* **Task brief**: Reproduce the entire listing word for word.

* **Collected data entries**:
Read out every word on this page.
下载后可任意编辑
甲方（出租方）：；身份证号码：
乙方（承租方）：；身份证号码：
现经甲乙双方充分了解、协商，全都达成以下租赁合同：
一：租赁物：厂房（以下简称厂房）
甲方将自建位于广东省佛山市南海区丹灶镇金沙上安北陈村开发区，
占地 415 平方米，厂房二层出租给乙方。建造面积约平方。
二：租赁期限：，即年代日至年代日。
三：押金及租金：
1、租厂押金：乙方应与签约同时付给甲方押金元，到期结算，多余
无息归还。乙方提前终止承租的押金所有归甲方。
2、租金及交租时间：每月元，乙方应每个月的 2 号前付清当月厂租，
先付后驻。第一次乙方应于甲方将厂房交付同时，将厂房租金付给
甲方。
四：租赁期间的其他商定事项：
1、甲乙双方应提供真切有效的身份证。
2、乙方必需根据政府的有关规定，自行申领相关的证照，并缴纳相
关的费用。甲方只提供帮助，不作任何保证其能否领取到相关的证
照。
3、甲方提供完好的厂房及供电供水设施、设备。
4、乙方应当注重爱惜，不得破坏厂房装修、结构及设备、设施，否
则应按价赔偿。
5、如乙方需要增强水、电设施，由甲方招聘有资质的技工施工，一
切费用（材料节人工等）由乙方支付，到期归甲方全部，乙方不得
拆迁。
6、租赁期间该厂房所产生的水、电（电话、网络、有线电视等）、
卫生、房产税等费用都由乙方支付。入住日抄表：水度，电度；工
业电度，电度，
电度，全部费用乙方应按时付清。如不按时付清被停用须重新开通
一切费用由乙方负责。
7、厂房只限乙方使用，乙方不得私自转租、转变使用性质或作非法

* **The output**:
Read out every word on this page.
下载后可任意编辑
甲方（出租方）：；身份证号码：
乙方（承租方）：；身份证号码：
现经甲乙双方充分了解、协商，全都达成以下租赁合同：
一：租赁物：厂房（以下简称厂房）
甲方将自建位于广东省佛山市南海区丹灶镇金沙上安北陈村开发区，
占地 415 平方米，厂房二层出租给乙方。建造面积约平方。
二：租赁期限：，即年代日至年代日。
三：押金及租金：
1、租厂押金：乙方应与签约同时付给甲方押金元，到期结算，多余
无息归还。乙方提前终止承租的押金所有归甲方。
2、租金及交租时间：每月元，乙方应每个月的 2 号前付清当月厂租，
先付后驻。第一次乙方应于甲方将厂房交付同时，将厂房租金付给
甲方。
四：租赁期间的其他商定事项：
1、甲乙双方应提供真切有效的身份证。
2、乙方必需根据政府的有关规定，自行申领相关的证照，并缴纳相
关的费用。甲方只提供帮助，不作任何保证其能否领取到相关的证
照。
3、甲方提供完好的厂房及供电供水设施、设备。
4、乙方应当注重爱惜，不得破坏厂房装修、结构及设备、设施，否
则应按价赔偿。
5、如乙方需要增强水、电设施，由甲方招聘有资质的技工施工，一
切费用（材料节人工等）由乙方支付，到期归甲方全部，乙方不得
拆迁。
6、租赁期间该厂房所产生的水、电（电话、网络、有线电视等）、
卫生、房产税等费用都由乙方支付。入住日抄表：水度，电度；工
业电度，电度，
电度，全部费用乙方应按时付清。如不按时付清被停用须重新开通
一切费用由乙方负责。
7、厂房只限乙方使用，乙方不得私自转租、转变使用性质或作非法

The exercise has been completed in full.